• _Page excerpt_
+--

As ‘Things Fall Apart,’ People Seem to ‘Lack All Conviction’

As ‘Things Fall Apart,’ People Seem to ‘Lack All Conviction’
Demonstrators pause in front of the FBI offices during a march from the Brooklyn Center police station in Brooklyn Center, Minn., on April 13, 2021. (Scott Olson/Getty Images)
Roger Kimball
5/4/2021
Updated:
5/4/2021
Commentary

The American poet Delmore Schwartz (1913–1968) had a number of good one-liners.

His mot about existentialism, for example, is hard to beat: “Existentialism,” he said, “means no one else can take a bath for you.”

Given the level of pretension that surrounded the French-German import, and given its dour currency in the academic stock market at the time, that deflationary observation was just the thing.

Schwartz’s comment seized upon something essential in that school of philosophy—its radical individualism—and then gave it a comic twist. Not the Heideggerian “Dasein,” whose essence is “being-unto-death,” but a nice warm bath that is yours and yours alone. It was nicely done.

Another comment by Schwartz has special relevance to our own situation. I mean his observation that “Even paranoids have enemies.”

+--

• _Exercise set_
**a)** Replace "elements" with "items" in the listing lines running from the start of the listing through the line containing "column-divider-line — [516, 210, 518, 683]", inclusive, and reproduce those lines with no other changes.
**b)** Carry on the commentary about Delmore Schwartz's one-liners from the point where it stops.

+--

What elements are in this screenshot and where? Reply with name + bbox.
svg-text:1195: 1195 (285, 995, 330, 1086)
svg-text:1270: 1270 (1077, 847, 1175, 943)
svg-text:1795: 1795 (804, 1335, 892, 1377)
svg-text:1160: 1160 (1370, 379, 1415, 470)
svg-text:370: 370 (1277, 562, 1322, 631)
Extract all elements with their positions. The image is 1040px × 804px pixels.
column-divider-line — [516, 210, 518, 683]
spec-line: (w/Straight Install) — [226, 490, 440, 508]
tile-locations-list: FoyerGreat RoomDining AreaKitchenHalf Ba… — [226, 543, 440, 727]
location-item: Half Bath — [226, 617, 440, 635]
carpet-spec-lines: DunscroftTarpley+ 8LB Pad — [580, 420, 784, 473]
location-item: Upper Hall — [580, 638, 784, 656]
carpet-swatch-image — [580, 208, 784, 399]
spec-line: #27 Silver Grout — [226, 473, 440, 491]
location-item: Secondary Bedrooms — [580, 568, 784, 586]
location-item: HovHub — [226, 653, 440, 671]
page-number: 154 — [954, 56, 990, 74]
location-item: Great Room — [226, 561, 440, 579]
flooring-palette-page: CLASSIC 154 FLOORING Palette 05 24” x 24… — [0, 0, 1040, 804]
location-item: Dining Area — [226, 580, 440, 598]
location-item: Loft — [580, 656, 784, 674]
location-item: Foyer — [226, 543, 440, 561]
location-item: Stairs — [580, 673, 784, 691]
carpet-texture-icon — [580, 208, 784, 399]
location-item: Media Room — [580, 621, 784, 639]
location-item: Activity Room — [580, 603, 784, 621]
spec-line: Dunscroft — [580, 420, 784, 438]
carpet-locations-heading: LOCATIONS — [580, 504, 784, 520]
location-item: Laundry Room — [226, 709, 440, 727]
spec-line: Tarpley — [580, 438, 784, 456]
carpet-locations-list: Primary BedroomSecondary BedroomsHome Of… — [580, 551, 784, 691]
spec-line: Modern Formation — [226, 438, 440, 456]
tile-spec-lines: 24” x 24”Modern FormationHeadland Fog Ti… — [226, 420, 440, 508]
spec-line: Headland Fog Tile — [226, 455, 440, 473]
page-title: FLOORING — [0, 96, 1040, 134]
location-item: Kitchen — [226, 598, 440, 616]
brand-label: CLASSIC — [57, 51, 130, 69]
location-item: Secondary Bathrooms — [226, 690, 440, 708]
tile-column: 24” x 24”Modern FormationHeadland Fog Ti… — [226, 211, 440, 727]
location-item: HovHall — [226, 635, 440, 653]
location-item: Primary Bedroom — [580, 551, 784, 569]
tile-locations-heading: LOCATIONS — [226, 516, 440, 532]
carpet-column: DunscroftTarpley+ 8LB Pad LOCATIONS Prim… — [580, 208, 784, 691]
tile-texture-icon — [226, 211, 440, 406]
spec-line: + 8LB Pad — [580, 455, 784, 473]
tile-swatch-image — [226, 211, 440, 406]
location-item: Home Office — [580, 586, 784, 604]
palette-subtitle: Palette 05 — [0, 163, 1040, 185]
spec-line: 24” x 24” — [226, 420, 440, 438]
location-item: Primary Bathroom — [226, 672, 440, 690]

+--

• _Outputs_
**a)**
What items are in this screenshot and where? Reply with name + bbox.
svg-text:1195: 1195 (285, 995, 330, 1086)
svg-text:1270: 1270 (1077, 847, 1175, 943)
svg-text:1795: 1795 (804, 1335, 892, 1377)
svg-text:1160: 1160 (1370, 379, 1415, 470)
svg-text:370: 370 (1277, 562, 1322, 631)
Extract all items with their positions. The image is 1040px × 804px pixels.
column-divider-line — [516, 210, 518, 683]

**b)**
I reckon that Rudy Giuliani can savor the truth of that apothegm. Likewise, Victoria Toensing. Both were raided by Joe Biden’s secret police, the NKFBI, last week.

Ditto Paul and Marilyn Hueper.

The Alaska couple were enjoying a little sleep-in on April 28, when “a dozen armed FBI agents kicked down their front door in an investigation associated with Rep. Nancy Pelosi’s stolen laptop.”

The agents, with guns drawn, handcuffed the couple and interrogated them for nearly three hours.

The Huepers, you see, had been in Washington, D.C. on Jan. 6 for the big Trump rally.

For the commissars of the deep state, anyone’s presence in Washington on Jan. 6 under the auspices of President Donald Trump is prima facie evidence of guilt, not to mention mens rea—intentBut as luck would have it, unlike the Canadian Mounties, our secret police don’t always get their man.

The Huepers were able to demonstrate they had never come close to the Capitol, which meant that they hadn’t absconded with Pelosi’s laptop.

The agents separated the Huepers and interrogated them separately while they ransacked the house looking for the missing laptop.

It turned out that these gun-toting goons had a fuzzy picture of a woman wearing a coat similar to one owned by Mrs. Hueper.

So a bunch of them got together, kicked in their front door, and terrorized them for a couple of hours.

“At no point was the couple read their Miranda rights or charged with any crime,” one paper reported, “and the agents left after three hours without offering an apology. They also took Marilyn’s phones and laptop.”

Wot larks.

I suspect that whoever made off with Pelosi’s laptop has cloned her hard drive multiple times and has distributed the copies to various secure, undisclosed locations around the globe.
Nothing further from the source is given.